▸ **Task brief**: Go through the listing and write out all of it exactly.

>>

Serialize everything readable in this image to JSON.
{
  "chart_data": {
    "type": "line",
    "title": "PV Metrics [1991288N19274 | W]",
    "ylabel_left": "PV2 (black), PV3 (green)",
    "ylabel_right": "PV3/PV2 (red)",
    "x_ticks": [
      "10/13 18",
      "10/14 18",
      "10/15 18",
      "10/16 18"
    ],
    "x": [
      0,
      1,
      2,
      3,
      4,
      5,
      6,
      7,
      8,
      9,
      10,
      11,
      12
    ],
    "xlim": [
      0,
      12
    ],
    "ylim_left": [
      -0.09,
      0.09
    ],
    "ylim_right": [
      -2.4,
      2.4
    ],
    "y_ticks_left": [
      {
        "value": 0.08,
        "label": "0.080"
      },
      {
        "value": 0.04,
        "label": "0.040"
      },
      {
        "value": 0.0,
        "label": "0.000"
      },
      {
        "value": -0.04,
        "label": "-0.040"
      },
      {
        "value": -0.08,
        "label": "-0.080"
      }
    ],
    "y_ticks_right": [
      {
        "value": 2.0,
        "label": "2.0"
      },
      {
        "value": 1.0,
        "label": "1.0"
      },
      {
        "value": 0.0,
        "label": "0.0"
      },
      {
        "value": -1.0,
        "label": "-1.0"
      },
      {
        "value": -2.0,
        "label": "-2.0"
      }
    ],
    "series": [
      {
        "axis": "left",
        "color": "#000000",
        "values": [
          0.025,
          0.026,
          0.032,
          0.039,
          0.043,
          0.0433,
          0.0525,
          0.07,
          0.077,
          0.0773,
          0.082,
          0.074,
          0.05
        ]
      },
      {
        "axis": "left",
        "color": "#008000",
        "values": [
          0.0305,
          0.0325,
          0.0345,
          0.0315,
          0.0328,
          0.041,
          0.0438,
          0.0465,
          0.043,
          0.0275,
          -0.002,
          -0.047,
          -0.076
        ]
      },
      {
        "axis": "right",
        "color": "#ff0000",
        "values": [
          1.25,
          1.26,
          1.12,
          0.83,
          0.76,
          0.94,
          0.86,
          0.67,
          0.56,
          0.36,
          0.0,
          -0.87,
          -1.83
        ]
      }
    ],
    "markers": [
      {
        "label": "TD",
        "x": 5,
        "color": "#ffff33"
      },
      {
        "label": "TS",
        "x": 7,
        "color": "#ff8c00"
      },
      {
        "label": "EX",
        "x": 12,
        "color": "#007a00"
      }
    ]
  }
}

<<

▸ **Answer to this task**:
Serialize everything readable in this image to JSON.
{
  "chart_data": {
    "type": "line",
    "title": "PV Metrics [1991288N19274 | W]",
    "ylabel_left": "PV2 (black), PV3 (green)",
    "ylabel_right": "PV3/PV2 (red)",
    "x_ticks": [
      "10/13 18",
      "10/14 18",
      "10/15 18",
      "10/16 18"
    ],
    "x": [
      0,
      1,
      2,
      3,
      4,
      5,
      6,
      7,
      8,
      9,
      10,
      11,
      12
    ],
    "xlim": [
      0,
      12
    ],
    "ylim_left": [
      -0.09,
      0.09
    ],
    "ylim_right": [
      -2.4,
      2.4
    ],
    "y_ticks_left": [
      {
        "value": 0.08,
        "label": "0.080"
      },
      {
        "value": 0.04,
        "label": "0.040"
      },
      {
        "value": 0.0,
        "label": "0.000"
      },
      {
        "value": -0.04,
        "label": "-0.040"
      },
      {
        "value": -0.08,
        "label": "-0.080"
      }
    ],
    "y_ticks_right": [
      {
        "value": 2.0,
        "label": "2.0"
      },
      {
        "value": 1.0,
        "label": "1.0"
      },
      {
        "value": 0.0,
        "label": "0.0"
      },
      {
        "value": -1.0,
        "label": "-1.0"
      },
      {
        "value": -2.0,
        "label": "-2.0"
      }
    ],
    "series": [
      {
        "axis": "left",
        "color": "#000000",
        "values": [
          0.025,
          0.026,
          0.032,
          0.039,
          0.043,
          0.0433,
          0.0525,
          0.07,
          0.077,
          0.0773,
          0.082,
          0.074,
          0.05
        ]
      },
      {
        "axis": "left",
        "color": "#008000",
        "values": [
          0.0305,
          0.0325,
          0.0345,
          0.0315,
          0.0328,
          0.041,
          0.0438,
          0.0465,
          0.043,
          0.0275,
          -0.002,
          -0.047,
          -0.076
        ]
      },
      {
        "axis": "right",
        "color": "#ff0000",
        "values": [
          1.25,
          1.26,
          1.12,
          0.83,
          0.76,
          0.94,
          0.86,
          0.67,
          0.56,
          0.36,
          0.0,
          -0.87,
          -1.83
        ]
      }
    ],
    "markers": [
      {
        "label": "TD",
        "x": 5,
        "color": "#ffff33"
      },
      {
        "label": "TS",
        "x": 7,
        "color": "#ff8c00"
      },
      {
        "label": "EX",
        "x": 12,
        "color": "#007a00"
      }
    ]
  }
}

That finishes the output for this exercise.